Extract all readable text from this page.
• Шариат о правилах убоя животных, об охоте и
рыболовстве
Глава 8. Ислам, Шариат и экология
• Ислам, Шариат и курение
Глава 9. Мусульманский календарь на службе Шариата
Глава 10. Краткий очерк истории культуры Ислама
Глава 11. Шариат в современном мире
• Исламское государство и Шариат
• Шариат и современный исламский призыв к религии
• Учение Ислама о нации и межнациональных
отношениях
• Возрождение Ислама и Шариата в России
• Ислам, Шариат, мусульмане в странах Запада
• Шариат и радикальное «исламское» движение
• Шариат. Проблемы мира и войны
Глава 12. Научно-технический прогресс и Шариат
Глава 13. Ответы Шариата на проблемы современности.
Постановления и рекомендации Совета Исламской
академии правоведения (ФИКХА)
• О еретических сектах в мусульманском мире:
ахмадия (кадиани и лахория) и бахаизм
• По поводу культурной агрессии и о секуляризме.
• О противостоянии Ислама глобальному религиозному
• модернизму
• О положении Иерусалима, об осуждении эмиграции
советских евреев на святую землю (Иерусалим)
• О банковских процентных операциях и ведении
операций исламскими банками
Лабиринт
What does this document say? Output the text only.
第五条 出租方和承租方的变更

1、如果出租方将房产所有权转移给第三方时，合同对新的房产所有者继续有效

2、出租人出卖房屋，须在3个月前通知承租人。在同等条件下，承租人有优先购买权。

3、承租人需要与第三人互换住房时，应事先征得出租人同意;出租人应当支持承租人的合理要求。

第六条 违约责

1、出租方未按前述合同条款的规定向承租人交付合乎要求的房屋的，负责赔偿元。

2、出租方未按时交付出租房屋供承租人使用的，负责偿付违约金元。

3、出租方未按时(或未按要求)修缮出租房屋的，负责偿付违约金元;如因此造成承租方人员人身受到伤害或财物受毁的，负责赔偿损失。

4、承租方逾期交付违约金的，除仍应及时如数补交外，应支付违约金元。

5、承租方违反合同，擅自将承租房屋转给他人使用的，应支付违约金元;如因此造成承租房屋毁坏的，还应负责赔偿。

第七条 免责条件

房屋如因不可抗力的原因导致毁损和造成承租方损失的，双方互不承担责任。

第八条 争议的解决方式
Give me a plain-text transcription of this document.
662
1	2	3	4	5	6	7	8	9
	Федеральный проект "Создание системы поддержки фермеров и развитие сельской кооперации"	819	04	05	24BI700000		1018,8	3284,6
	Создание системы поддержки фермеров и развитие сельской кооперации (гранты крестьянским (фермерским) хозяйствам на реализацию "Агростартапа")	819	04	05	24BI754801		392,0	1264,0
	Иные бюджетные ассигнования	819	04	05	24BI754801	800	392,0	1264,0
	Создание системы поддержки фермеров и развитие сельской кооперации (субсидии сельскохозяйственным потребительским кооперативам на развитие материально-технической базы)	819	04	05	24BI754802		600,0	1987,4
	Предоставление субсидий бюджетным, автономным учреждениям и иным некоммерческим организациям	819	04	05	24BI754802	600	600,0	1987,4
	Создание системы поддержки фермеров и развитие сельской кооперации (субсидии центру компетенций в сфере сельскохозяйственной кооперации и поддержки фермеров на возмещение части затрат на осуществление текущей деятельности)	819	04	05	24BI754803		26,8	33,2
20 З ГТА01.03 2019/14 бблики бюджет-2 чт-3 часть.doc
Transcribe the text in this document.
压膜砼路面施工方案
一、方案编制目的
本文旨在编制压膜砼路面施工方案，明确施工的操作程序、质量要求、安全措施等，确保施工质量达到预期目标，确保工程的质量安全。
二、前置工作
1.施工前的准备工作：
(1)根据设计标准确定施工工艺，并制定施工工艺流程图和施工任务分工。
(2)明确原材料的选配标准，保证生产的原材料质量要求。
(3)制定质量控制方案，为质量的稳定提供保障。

--*--

**WHAT NEEDS TO BE DONE:**
Take every line containing the word "Глава" and copy it.

**FINISHED TASK:**
Глава 8. Ислам, Шариат и экология
Глава 9. Мусульманский календарь на службе Шариата
Глава 10. Краткий очерк истории культуры Ислама
Глава 11. Шариат в современном мире
Глава 12. Научно-технический прогресс и Шариат
Глава 13. Ответы Шариата на проблемы современности.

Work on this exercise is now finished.